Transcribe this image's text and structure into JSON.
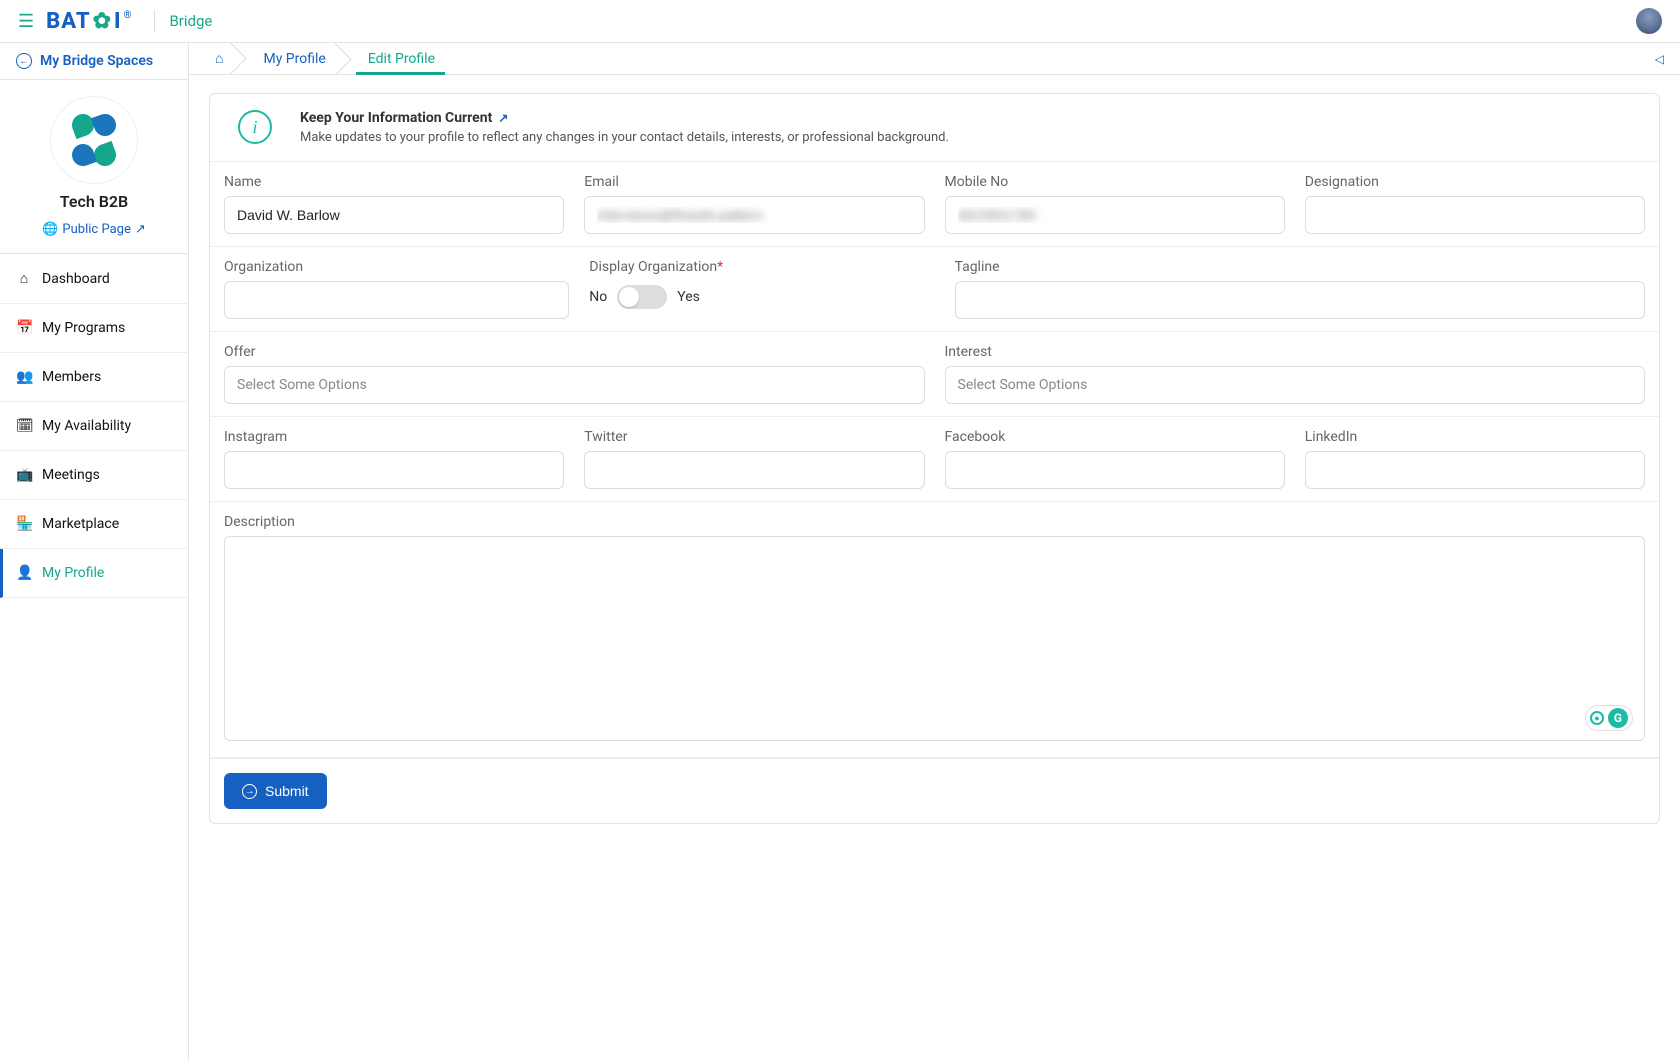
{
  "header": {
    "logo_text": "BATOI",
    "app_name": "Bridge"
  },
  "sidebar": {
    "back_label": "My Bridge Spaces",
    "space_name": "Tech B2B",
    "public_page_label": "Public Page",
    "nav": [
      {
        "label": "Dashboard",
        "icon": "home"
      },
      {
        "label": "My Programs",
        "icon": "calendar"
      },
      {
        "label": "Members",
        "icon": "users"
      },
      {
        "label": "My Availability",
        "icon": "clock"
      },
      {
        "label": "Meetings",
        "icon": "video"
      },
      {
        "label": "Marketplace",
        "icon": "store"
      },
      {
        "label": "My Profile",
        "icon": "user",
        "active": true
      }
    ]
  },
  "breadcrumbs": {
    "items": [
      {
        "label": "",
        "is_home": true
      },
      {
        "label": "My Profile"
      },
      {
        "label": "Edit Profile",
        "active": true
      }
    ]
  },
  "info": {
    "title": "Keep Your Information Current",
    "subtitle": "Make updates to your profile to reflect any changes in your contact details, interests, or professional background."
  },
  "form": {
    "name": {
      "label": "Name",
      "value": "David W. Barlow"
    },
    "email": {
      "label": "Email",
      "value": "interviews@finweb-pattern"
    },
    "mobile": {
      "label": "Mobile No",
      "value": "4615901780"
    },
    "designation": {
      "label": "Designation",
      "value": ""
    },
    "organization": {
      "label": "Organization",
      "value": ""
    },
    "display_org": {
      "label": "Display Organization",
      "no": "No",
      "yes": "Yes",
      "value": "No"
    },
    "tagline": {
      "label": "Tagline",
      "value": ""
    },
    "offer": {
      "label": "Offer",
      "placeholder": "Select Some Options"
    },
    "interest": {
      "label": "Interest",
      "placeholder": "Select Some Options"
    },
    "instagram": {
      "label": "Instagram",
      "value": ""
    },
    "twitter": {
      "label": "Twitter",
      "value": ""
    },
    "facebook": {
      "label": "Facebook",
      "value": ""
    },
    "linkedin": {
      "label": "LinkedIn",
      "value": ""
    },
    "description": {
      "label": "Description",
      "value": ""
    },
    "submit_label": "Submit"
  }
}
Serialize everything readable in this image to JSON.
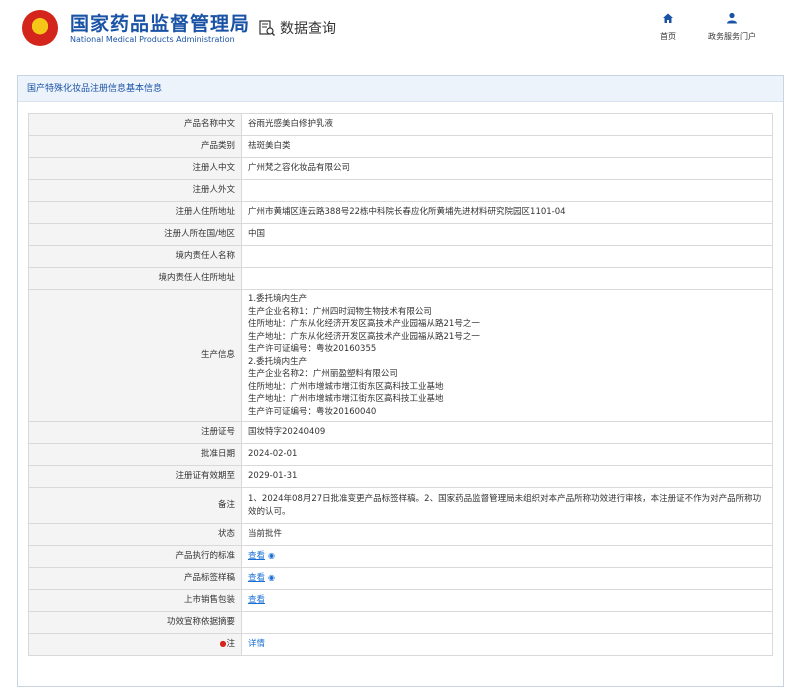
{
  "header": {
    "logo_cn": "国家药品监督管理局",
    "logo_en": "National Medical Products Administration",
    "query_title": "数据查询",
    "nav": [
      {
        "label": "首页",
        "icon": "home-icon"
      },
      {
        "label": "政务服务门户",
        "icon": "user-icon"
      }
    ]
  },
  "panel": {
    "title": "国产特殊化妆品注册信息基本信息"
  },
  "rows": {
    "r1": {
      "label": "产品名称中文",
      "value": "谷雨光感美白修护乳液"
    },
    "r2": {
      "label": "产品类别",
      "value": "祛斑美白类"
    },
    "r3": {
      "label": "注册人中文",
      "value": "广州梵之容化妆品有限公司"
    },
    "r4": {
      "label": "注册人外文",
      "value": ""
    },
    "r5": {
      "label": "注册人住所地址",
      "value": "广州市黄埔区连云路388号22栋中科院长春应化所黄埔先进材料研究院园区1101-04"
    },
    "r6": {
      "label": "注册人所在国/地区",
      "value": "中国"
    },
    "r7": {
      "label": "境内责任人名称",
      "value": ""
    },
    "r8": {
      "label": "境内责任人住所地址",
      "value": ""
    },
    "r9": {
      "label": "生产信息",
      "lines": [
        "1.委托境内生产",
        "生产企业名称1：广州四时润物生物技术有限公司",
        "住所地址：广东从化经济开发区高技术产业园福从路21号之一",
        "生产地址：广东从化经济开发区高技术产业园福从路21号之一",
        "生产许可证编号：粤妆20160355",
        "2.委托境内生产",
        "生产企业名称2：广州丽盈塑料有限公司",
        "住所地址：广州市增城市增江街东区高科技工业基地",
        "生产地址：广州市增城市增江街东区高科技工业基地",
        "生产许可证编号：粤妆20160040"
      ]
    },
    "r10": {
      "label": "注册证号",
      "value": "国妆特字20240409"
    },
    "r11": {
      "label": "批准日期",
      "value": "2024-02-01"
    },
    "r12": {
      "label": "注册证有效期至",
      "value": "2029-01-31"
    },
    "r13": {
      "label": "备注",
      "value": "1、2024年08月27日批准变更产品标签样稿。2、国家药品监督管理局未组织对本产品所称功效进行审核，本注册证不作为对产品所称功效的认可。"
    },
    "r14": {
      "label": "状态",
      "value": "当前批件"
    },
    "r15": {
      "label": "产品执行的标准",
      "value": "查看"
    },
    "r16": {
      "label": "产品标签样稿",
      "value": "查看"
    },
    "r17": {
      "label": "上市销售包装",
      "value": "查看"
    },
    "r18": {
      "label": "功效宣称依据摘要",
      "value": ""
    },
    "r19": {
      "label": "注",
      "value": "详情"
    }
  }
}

○ ○ ○

Copy the material shown above in full and exactly. Skip the pictures.

Transcribe this image's text and structure into JSON.
{
  "header": {
    "logo_text": "BATOI",
    "app_name": "Bridge"
  },
  "sidebar": {
    "back_label": "My Bridge Spaces",
    "space_name": "Tech B2B",
    "public_page_label": "Public Page",
    "nav": [
      {
        "label": "Dashboard",
        "icon": "home"
      },
      {
        "label": "My Programs",
        "icon": "calendar"
      },
      {
        "label": "Members",
        "icon": "users"
      },
      {
        "label": "My Availability",
        "icon": "clock"
      },
      {
        "label": "Meetings",
        "icon": "video"
      },
      {
        "label": "Marketplace",
        "icon": "store"
      },
      {
        "label": "My Profile",
        "icon": "user",
        "active": true
      }
    ]
  },
  "breadcrumbs": {
    "items": [
      {
        "label": "",
        "is_home": true
      },
      {
        "label": "My Profile"
      },
      {
        "label": "Edit Profile",
        "active": true
      }
    ]
  },
  "info": {
    "title": "Keep Your Information Current",
    "subtitle": "Make updates to your profile to reflect any changes in your contact details, interests, or professional background."
  },
  "form": {
    "name": {
      "label": "Name",
      "value": "David W. Barlow"
    },
    "email": {
      "label": "Email",
      "value": "interviews@finweb-pattern"
    },
    "mobile": {
      "label": "Mobile No",
      "value": "4615901780"
    },
    "designation": {
      "label": "Designation",
      "value": ""
    },
    "organization": {
      "label": "Organization",
      "value": ""
    },
    "display_org": {
      "label": "Display Organization",
      "no": "No",
      "yes": "Yes",
      "value": "No"
    },
    "tagline": {
      "label": "Tagline",
      "value": ""
    },
    "offer": {
      "label": "Offer",
      "placeholder": "Select Some Options"
    },
    "interest": {
      "label": "Interest",
      "placeholder": "Select Some Options"
    },
    "instagram": {
      "label": "Instagram",
      "value": ""
    },
    "twitter": {
      "label": "Twitter",
      "value": ""
    },
    "facebook": {
      "label": "Facebook",
      "value": ""
    },
    "linkedin": {
      "label": "LinkedIn",
      "value": ""
    },
    "description": {
      "label": "Description",
      "value": ""
    },
    "submit_label": "Submit"
  }
}
Serialize everything readable in this image to JSON.
{
  "header": {
    "logo_cn": "国家药品监督管理局",
    "logo_en": "National Medical Products Administration",
    "query_title": "数据查询",
    "nav": [
      {
        "label": "首页",
        "icon": "home-icon"
      },
      {
        "label": "政务服务门户",
        "icon": "user-icon"
      }
    ]
  },
  "panel": {
    "title": "国产特殊化妆品注册信息基本信息"
  },
  "rows": {
    "r1": {
      "label": "产品名称中文",
      "value": "谷雨光感美白修护乳液"
    },
    "r2": {
      "label": "产品类别",
      "value": "祛斑美白类"
    },
    "r3": {
      "label": "注册人中文",
      "value": "广州梵之容化妆品有限公司"
    },
    "r4": {
      "label": "注册人外文",
      "value": ""
    },
    "r5": {
      "label": "注册人住所地址",
      "value": "广州市黄埔区连云路388号22栋中科院长春应化所黄埔先进材料研究院园区1101-04"
    },
    "r6": {
      "label": "注册人所在国/地区",
      "value": "中国"
    },
    "r7": {
      "label": "境内责任人名称",
      "value": ""
    },
    "r8": {
      "label": "境内责任人住所地址",
      "value": ""
    },
    "r9": {
      "label": "生产信息",
      "lines": [
        "1.委托境内生产",
        "生产企业名称1：广州四时润物生物技术有限公司",
        "住所地址：广东从化经济开发区高技术产业园福从路21号之一",
        "生产地址：广东从化经济开发区高技术产业园福从路21号之一",
        "生产许可证编号：粤妆20160355",
        "2.委托境内生产",
        "生产企业名称2：广州丽盈塑料有限公司",
        "住所地址：广州市增城市增江街东区高科技工业基地",
        "生产地址：广州市增城市增江街东区高科技工业基地",
        "生产许可证编号：粤妆20160040"
      ]
    },
    "r10": {
      "label": "注册证号",
      "value": "国妆特字20240409"
    },
    "r11": {
      "label": "批准日期",
      "value": "2024-02-01"
    },
    "r12": {
      "label": "注册证有效期至",
      "value": "2029-01-31"
    },
    "r13": {
      "label": "备注",
      "value": "1、2024年08月27日批准变更产品标签样稿。2、国家药品监督管理局未组织对本产品所称功效进行审核，本注册证不作为对产品所称功效的认可。"
    },
    "r14": {
      "label": "状态",
      "value": "当前批件"
    },
    "r15": {
      "label": "产品执行的标准",
      "value": "查看"
    },
    "r16": {
      "label": "产品标签样稿",
      "value": "查看"
    },
    "r17": {
      "label": "上市销售包装",
      "value": "查看"
    },
    "r18": {
      "label": "功效宣称依据摘要",
      "value": ""
    },
    "r19": {
      "label": "注",
      "value": "详情"
    }
  }
}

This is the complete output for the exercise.